[Extracted data]:
· · · ·

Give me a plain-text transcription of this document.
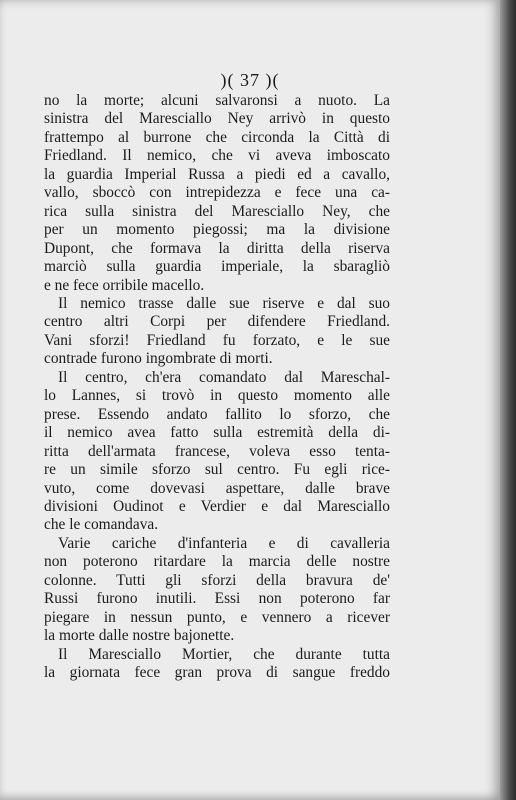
)( 37 )(
no la morte; alcuni salvaronsi a nuoto. La
sinistra del Maresciallo Ney arrivò in questo
frattempo al burrone che circonda la Città di
Friedland. Il nemico, che vi aveva imboscato
la guardia Imperial Russa a piedi ed a cavallo,
vallo, sboccò con intrepidezza e fece una ca-
rica sulla sinistra del Maresciallo Ney, che
per un momento piegossi; ma la divisione
Dupont, che formava la diritta della riserva
marciò sulla guardia imperiale, la sbaragliò
e ne fece orribile macello.
Il nemico trasse dalle sue riserve e dal suo
centro altri Corpi per difendere Friedland.
Vani sforzi! Friedland fu forzato, e le sue
contrade furono ingombrate di morti.
Il centro, ch'era comandato dal Mareschal-
lo Lannes, si trovò in questo momento alle
prese. Essendo andato fallito lo sforzo, che
il nemico avea fatto sulla estremità della di-
ritta dell'armata francese, voleva esso tenta-
re un simile sforzo sul centro. Fu egli rice-
vuto, come dovevasi aspettare, dalle brave
divisioni Oudinot e Verdier e dal Maresciallo
che le comandava.
Varie cariche d'infanteria e di cavalleria
non poterono ritardare la marcia delle nostre
colonne. Tutti gli sforzi della bravura de'
Russi furono inutili. Essi non poterono far
piegare in nessun punto, e vennero a ricever
la morte dalle nostre bajonette.
Il Maresciallo Mortier, che durante tutta
la giornata fece gran prova di sangue freddo
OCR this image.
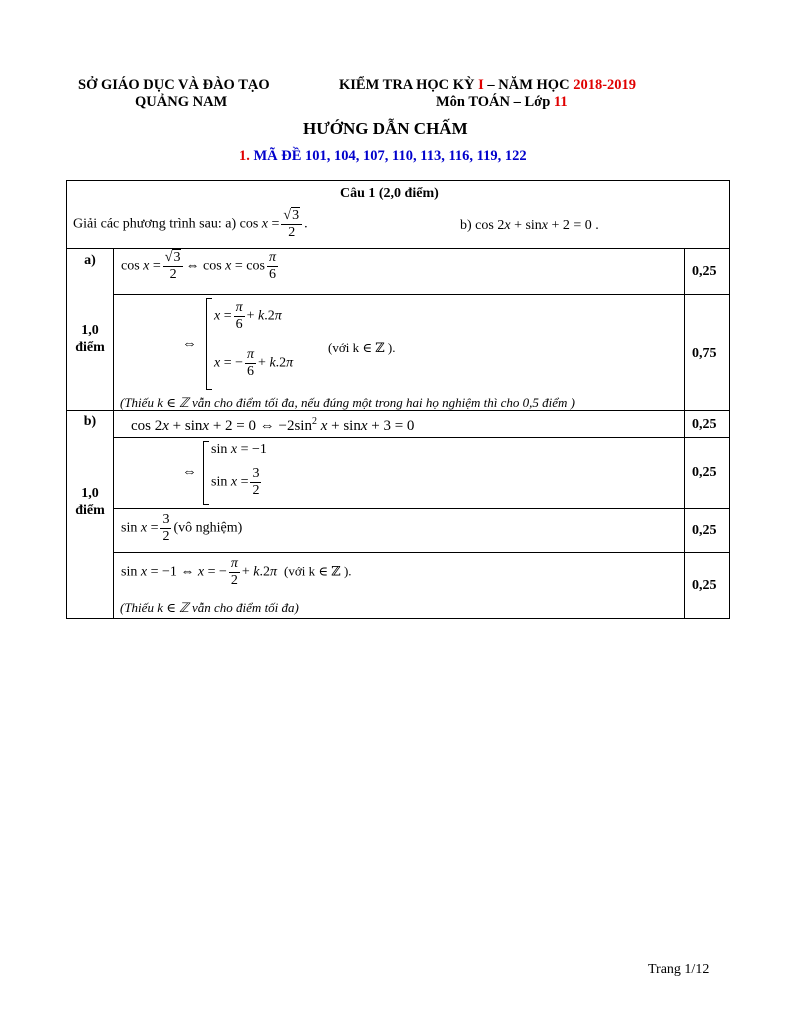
SỞ GIÁO DỤC VÀ ĐÀO TẠO
QUẢNG NAM
KIỂM TRA HỌC KỲ I – NĂM HỌC 2018-2019
Môn TOÁN – Lớp 11
HƯỚNG DẪN CHẤM
1. MÃ ĐỀ 101, 104, 107, 110, 113, 116, 119, 122
Câu 1 (2,0 điểm)
Giải các phương trình sau: a) $\cos x = \frac{√3}{2}$ .	b) cos 2x + sinx + 2 = 0 .
a)
1,0
điểm
$\cos x = \frac{√3}{2}$ ⇔ $\cos x = \cos \frac{\pi}{6}$	0,25
⇔
$x = \frac{\pi}{6} + k.2\pi$
x = − $\frac{\pi}{6} + k.2\pi$
(với k ∈ ℤ ).	0,75
(Thiếu k ∈ ℤ vẫn cho điểm tối đa, nếu đúng một trong hai họ nghiệm thì cho 0,5 điểm )
b)
1,0
điểm
cos 2x + sinx + 2 = 0 ⇔ $-2\sin^2$ x + sinx + 3 = 0	0,25
⇔
sin x = −1
$\sin x = \frac{3}{2}$	0,25
$\sin x = \frac{3}{2}$ (vô nghiệm)	0,25
sin x = −1 ⇔ x = − $\frac{\pi}{2} + k.2\pi$ (với k ∈ ℤ ).
0,25
(Thiếu k ∈ ℤ vẫn cho điểm tối đa)
Trang 1/12
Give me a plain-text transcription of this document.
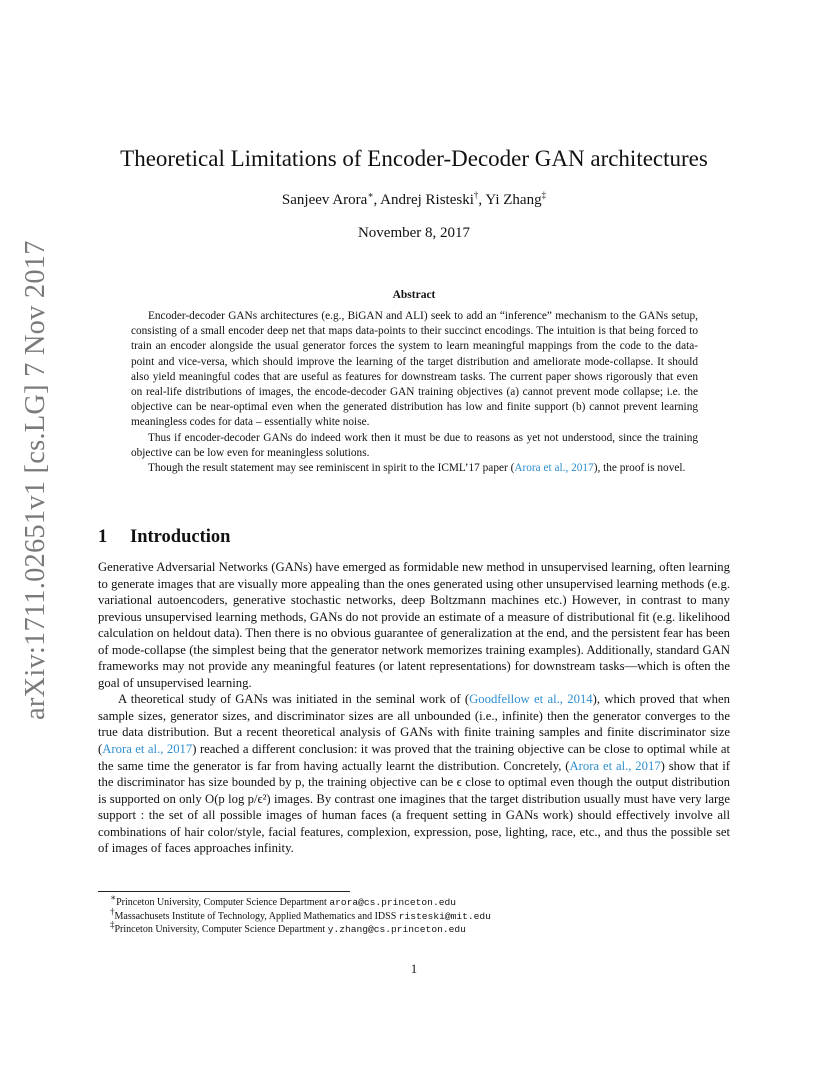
arXiv:1711.02651v1 [cs.LG] 7 Nov 2017
Theoretical Limitations of Encoder-Decoder GAN architectures
Sanjeev Arora∗, Andrej Risteski†, Yi Zhang‡
November 8, 2017
Abstract

Encoder-decoder GANs architectures (e.g., BiGAN and ALI) seek to add an “inference” mechanism to the GANs setup, consisting of a small encoder deep net that maps data-points to their succinct encodings. The intuition is that being forced to train an encoder alongside the usual generator forces the system to learn meaningful mappings from the code to the data-point and vice-versa, which should improve the learning of the target distribution and ameliorate mode-collapse. It should also yield meaningful codes that are useful as features for downstream tasks. The current paper shows rigorously that even on real-life distributions of images, the encode-decoder GAN training objectives (a) cannot prevent mode collapse; i.e. the objective can be near-optimal even when the generated distribution has low and finite support (b) cannot prevent learning meaningless codes for data – essentially white noise.

Thus if encoder-decoder GANs do indeed work then it must be due to reasons as yet not understood, since the training objective can be low even for meaningless solutions.

Though the result statement may see reminiscent in spirit to the ICML’17 paper (Arora et al., 2017), the proof is novel.

1 Introduction

Generative Adversarial Networks (GANs) have emerged as formidable new method in unsupervised learning, often learning to generate images that are visually more appealing than the ones generated using other unsupervised learning methods (e.g. variational autoencoders, generative stochastic networks, deep Boltzmann machines etc.) However, in contrast to many previous unsupervised learning methods, GANs do not provide an estimate of a measure of distributional fit (e.g. likelihood calculation on heldout data). Then there is no obvious guarantee of generalization at the end, and the persistent fear has been of mode-collapse (the simplest being that the generator network memorizes training examples). Additionally, standard GAN frameworks may not provide any meaningful features (or latent representations) for downstream tasks—which is often the goal of unsupervised learning.

A theoretical study of GANs was initiated in the seminal work of (Goodfellow et al., 2014), which proved that when sample sizes, generator sizes, and discriminator sizes are all unbounded (i.e., infinite) then the generator converges to the true data distribution. But a recent theoretical analysis of GANs with finite training samples and finite discriminator size (Arora et al., 2017) reached a different conclusion: it was proved that the training objective can be close to optimal while at the same time the generator is far from having actually learnt the distribution. Concretely, (Arora et al., 2017) show that if the discriminator has size bounded by p, the training objective can be ϵ close to optimal even though the output distribution is supported on only O(p log p/ϵ²) images. By contrast one imagines that the target distribution usually must have very large support : the set of all possible images of human faces (a frequent setting in GANs work) should effectively involve all combinations of hair color/style, facial features, complexion, expression, pose, lighting, race, etc., and thus the possible set of images of faces approaches infinity.

∗Princeton University, Computer Science Department arora@cs.princeton.edu
†Massachusets Institute of Technology, Applied Mathematics and IDSS risteski@mit.edu
‡Princeton University, Computer Science Department y.zhang@cs.princeton.edu
1
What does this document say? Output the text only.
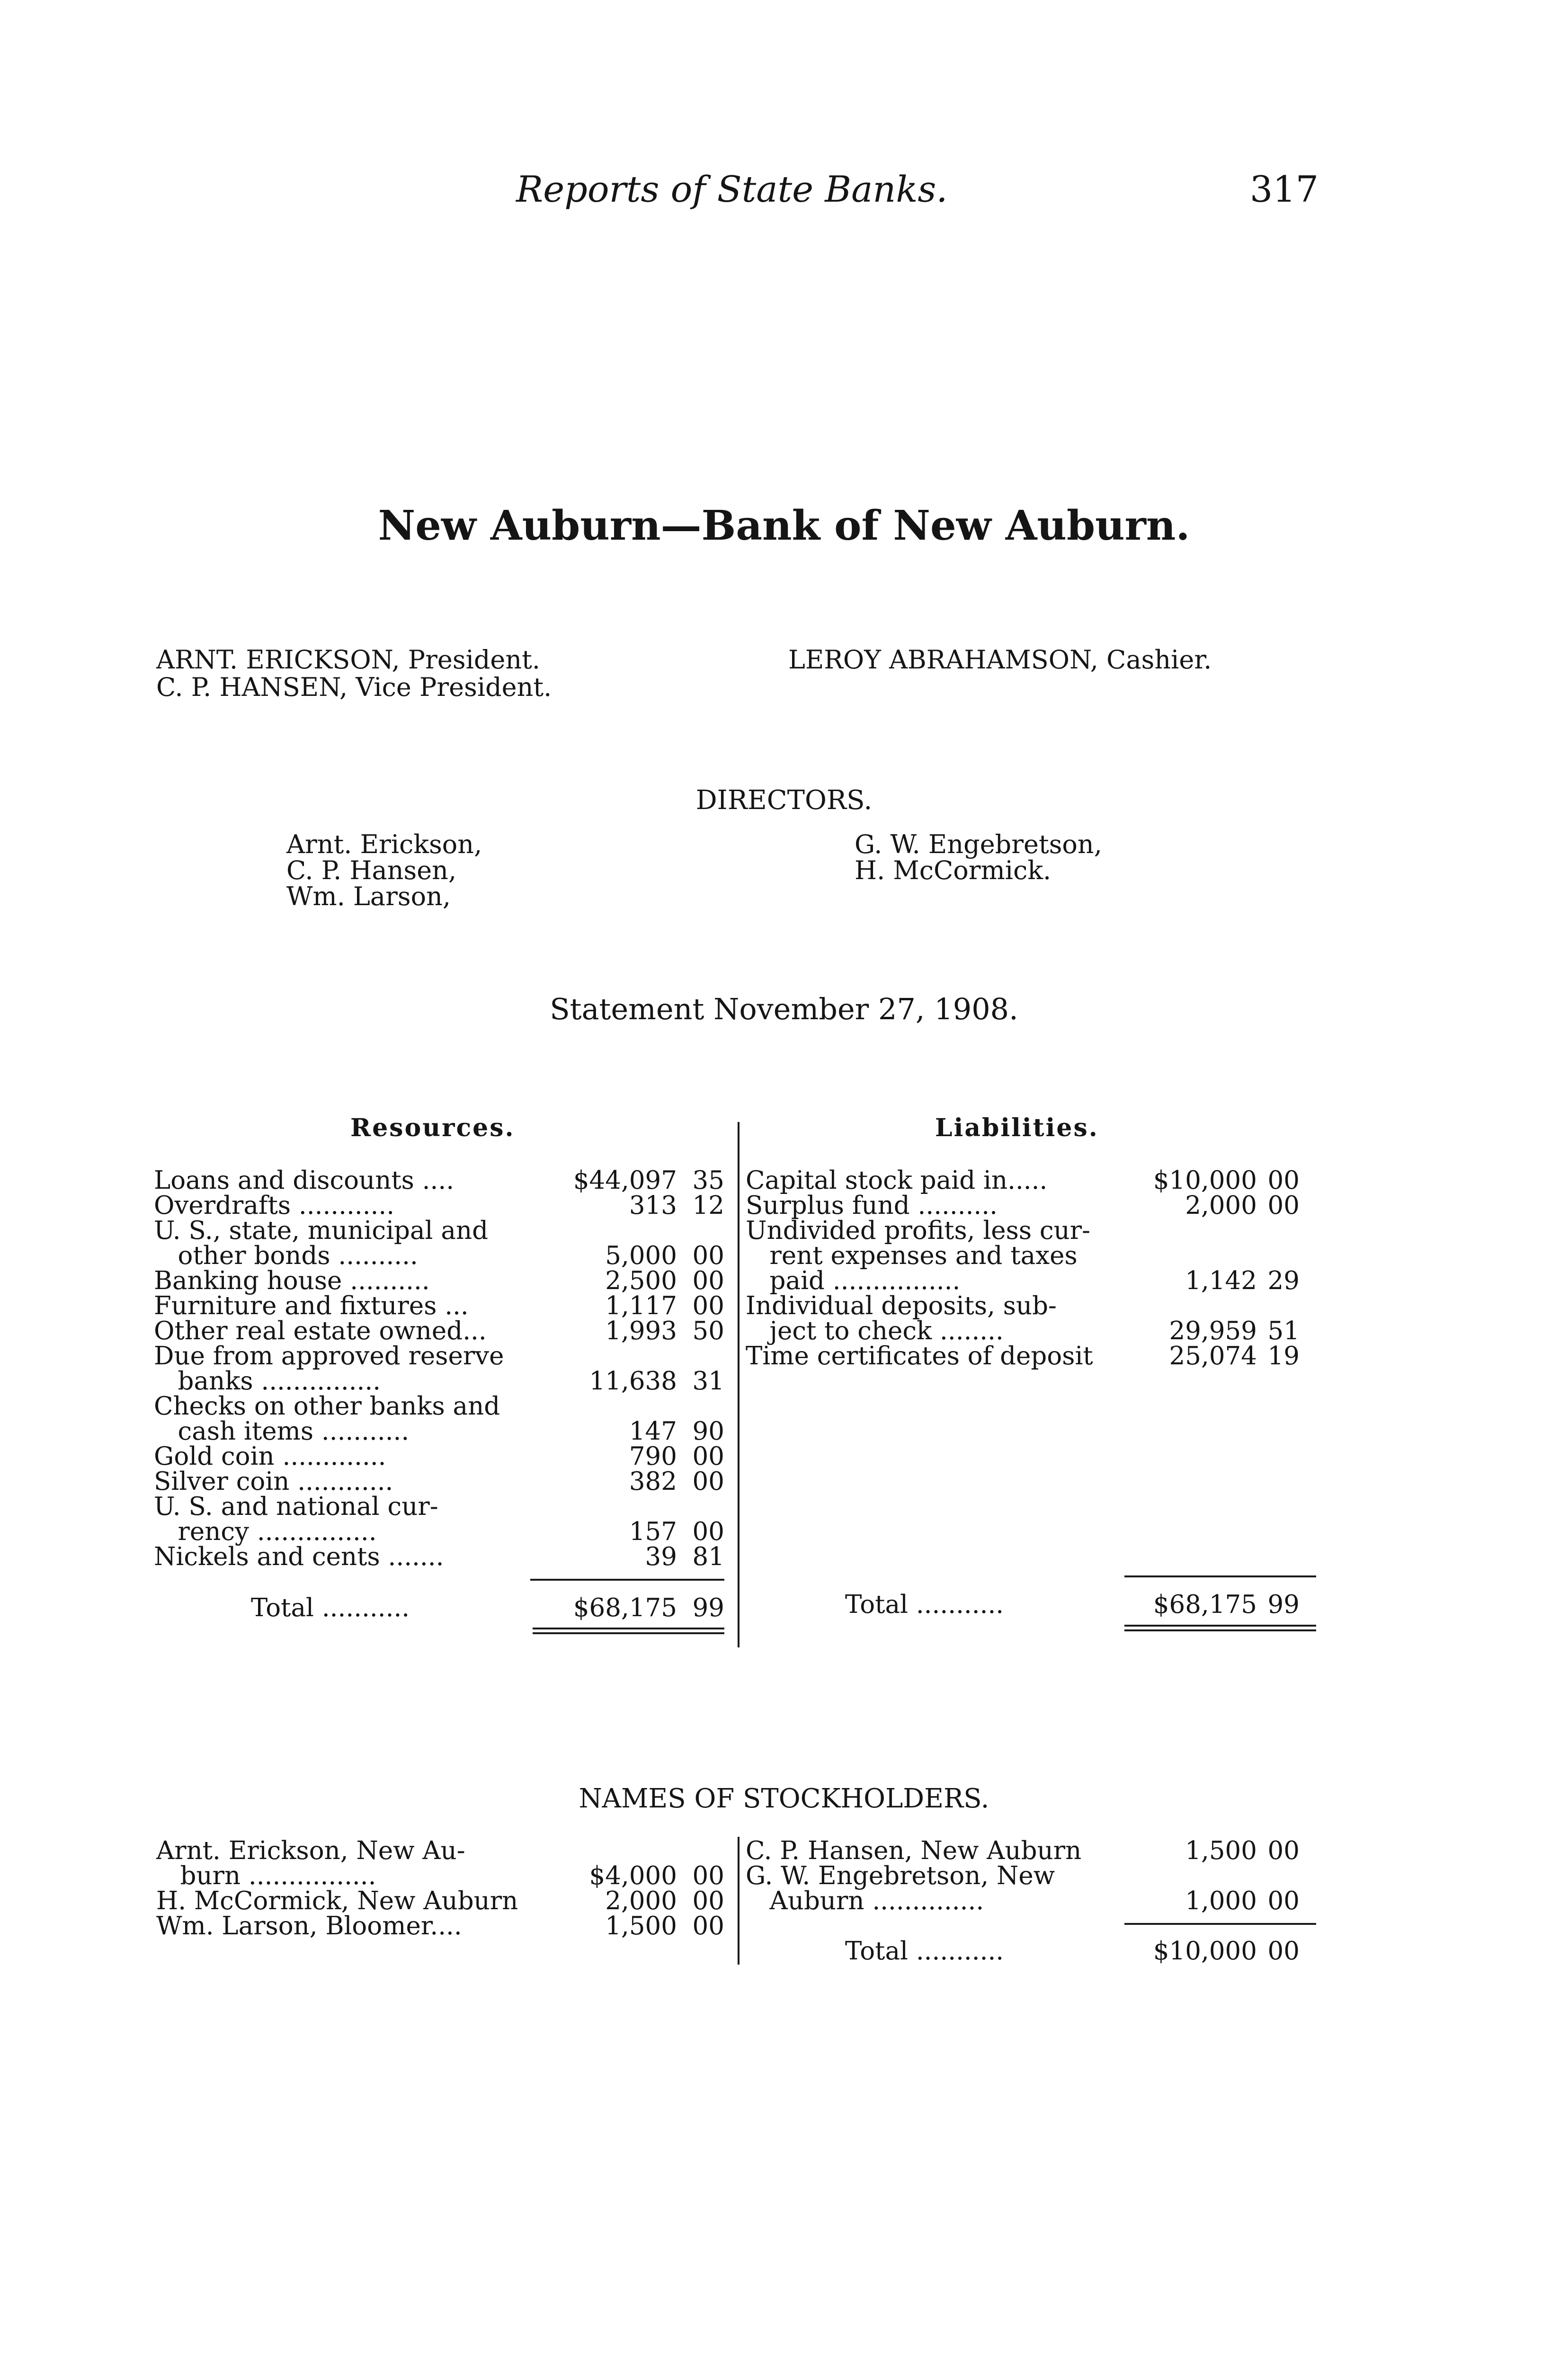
Reports of State Banks.	317
New Auburn—Bank of New Auburn.
ARNT. ERICKSON, President.
C. P. HANSEN, Vice President.
LEROY ABRAHAMSON, Cashier.
DIRECTORS.
Arnt. Erickson,
C. P. Hansen,
Wm. Larson,
G. W. Engebretson,
H. McCormick.
Statement November 27, 1908.
Resources.	Liabilities.
Loans and discounts ....	$44,097 35
Overdrafts ............	313 12
U. S., state, municipal and
other bonds ..........	5,000 00
Banking house ..........	2,500 00
Furniture and fixtures ...	1,117 00
Other real estate owned...	1,993 50
Due from approved reserve
banks ...............	11,638 31
Checks on other banks and
cash items ...........	147 90
Gold coin .............	790 00
Silver coin ............	382 00
U. S. and national cur-
rency ...............	157 00
Nickels and cents .......	39 81
Total ...........	$68,175 99
Capital stock paid in.....	$10,000 00
Surplus fund ..........	2,000 00
Undivided profits, less cur-
rent expenses and taxes
paid ................	1,142 29
Individual deposits, sub-
ject to check ........	29,959 51
Time certificates of deposit	25,074 19
Total ...........	$68,175 99
NAMES OF STOCKHOLDERS.
Arnt. Erickson, New Au-
burn ................	$4,000 00
H. McCormick, New Auburn	2,000 00
Wm. Larson, Bloomer....	1,500 00
C. P. Hansen, New Auburn	1,500 00
G. W. Engebretson, New
Auburn ..............	1,000 00
Total ...........	$10,000 00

· · · ·

[Instructions to follow]:
Go through the records and pull out each line that includes the word "November".

[Problem solution]:
November 8, 2017
Statement November 27, 1908.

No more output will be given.